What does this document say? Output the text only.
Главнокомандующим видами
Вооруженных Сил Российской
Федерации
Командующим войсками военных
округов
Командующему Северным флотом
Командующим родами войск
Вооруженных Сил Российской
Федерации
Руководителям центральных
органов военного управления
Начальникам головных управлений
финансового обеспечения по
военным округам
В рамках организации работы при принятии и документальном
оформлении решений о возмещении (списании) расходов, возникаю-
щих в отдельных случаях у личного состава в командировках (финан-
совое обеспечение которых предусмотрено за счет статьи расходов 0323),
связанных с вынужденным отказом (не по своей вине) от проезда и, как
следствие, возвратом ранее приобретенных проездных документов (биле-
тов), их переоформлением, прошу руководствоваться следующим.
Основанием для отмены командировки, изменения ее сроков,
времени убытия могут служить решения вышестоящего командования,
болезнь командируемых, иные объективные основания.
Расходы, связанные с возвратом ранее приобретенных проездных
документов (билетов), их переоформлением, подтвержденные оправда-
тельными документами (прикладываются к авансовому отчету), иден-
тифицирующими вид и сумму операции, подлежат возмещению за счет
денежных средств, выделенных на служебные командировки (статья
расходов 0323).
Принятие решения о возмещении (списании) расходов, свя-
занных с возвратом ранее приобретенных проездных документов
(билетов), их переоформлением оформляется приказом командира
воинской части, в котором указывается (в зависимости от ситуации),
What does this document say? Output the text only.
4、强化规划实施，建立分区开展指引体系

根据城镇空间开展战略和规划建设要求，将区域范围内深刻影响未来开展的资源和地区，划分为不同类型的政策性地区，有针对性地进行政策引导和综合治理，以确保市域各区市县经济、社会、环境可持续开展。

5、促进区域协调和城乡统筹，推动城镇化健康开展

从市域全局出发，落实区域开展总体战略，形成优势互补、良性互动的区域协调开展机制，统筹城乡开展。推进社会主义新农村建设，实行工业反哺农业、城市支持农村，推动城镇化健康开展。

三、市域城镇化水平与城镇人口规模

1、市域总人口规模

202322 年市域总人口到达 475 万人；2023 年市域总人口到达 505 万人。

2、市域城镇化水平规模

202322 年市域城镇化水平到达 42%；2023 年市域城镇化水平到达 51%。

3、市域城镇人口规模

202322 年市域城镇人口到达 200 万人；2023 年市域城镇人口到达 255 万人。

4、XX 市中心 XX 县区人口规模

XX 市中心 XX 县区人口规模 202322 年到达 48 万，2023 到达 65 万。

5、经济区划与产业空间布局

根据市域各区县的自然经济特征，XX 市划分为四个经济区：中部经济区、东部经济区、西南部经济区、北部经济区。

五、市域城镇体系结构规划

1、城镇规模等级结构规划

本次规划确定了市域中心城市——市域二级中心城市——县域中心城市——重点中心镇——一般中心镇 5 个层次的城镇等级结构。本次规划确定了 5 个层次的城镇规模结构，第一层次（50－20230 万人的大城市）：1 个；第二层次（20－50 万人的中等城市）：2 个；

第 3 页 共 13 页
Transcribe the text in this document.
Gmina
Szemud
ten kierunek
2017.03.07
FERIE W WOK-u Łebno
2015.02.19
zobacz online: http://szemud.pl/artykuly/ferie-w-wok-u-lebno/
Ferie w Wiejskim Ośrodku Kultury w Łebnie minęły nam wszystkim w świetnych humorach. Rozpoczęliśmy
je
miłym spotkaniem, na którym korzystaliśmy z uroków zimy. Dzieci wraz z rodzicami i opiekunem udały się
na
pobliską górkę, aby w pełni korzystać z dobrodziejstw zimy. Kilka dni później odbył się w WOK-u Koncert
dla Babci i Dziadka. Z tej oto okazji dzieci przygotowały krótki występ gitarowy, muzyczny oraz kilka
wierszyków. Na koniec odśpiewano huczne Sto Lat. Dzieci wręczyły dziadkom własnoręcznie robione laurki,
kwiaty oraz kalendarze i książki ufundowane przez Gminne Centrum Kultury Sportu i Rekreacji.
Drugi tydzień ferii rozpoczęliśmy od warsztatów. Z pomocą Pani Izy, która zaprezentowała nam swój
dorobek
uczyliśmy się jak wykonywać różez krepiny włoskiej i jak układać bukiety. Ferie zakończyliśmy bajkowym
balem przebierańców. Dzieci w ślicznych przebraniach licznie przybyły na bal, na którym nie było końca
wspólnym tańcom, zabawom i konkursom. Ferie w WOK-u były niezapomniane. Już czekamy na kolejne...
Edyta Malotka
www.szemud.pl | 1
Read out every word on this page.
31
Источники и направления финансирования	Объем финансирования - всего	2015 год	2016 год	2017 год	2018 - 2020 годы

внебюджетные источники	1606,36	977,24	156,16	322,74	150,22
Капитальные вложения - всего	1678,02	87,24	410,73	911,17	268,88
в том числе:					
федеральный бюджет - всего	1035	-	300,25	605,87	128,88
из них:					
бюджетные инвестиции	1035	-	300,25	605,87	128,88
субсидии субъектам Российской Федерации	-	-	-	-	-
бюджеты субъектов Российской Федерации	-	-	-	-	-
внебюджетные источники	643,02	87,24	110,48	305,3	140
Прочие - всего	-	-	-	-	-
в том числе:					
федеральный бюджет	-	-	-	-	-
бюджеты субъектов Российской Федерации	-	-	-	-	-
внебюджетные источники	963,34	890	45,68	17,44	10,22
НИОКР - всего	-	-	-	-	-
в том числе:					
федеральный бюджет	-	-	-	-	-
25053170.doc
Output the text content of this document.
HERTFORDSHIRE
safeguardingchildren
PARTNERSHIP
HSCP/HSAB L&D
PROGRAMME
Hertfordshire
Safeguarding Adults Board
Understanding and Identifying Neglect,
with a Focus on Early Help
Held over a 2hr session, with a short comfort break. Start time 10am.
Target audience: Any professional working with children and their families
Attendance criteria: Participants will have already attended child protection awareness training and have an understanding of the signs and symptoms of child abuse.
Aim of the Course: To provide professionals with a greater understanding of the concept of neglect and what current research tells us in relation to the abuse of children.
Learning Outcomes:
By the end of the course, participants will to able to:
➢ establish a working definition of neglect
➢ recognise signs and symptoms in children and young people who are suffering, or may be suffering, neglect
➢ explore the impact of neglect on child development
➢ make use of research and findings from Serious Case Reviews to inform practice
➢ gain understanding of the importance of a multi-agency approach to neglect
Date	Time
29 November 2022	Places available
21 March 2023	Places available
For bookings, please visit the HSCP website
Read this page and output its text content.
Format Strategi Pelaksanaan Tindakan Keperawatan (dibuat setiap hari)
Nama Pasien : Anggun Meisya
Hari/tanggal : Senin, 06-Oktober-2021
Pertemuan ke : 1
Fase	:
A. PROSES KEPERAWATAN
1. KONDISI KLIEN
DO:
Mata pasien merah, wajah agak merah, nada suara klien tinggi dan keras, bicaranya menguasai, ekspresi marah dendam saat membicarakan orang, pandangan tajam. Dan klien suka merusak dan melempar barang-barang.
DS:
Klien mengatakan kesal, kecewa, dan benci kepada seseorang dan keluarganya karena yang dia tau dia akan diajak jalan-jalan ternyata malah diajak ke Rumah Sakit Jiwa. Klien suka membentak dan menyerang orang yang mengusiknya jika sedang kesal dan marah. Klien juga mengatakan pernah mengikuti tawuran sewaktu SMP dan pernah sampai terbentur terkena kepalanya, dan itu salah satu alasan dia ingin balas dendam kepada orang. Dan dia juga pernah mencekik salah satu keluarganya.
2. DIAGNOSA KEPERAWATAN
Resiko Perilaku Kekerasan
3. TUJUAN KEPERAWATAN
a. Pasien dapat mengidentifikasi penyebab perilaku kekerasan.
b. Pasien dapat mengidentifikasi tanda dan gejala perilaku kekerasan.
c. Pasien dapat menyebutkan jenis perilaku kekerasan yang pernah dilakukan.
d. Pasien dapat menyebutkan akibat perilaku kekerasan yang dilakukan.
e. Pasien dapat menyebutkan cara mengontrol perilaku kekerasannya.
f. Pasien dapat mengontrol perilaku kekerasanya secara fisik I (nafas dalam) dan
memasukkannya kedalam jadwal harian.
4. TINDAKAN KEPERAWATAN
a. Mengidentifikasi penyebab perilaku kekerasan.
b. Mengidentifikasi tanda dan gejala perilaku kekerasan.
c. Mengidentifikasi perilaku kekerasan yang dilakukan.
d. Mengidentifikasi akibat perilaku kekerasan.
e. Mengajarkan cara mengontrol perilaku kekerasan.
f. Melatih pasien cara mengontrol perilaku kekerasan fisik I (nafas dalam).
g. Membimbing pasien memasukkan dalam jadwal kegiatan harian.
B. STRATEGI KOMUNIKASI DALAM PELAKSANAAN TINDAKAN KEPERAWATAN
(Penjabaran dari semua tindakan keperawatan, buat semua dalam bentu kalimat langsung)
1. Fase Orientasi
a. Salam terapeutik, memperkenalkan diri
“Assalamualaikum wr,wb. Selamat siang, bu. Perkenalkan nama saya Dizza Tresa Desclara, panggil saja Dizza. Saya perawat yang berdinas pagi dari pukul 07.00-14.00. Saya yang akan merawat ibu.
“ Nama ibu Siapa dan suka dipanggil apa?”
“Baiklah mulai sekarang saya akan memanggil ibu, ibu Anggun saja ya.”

......

Problem requirements: Count the lines above in which the word "research" appears, then state only that count.

Finished exercise: 2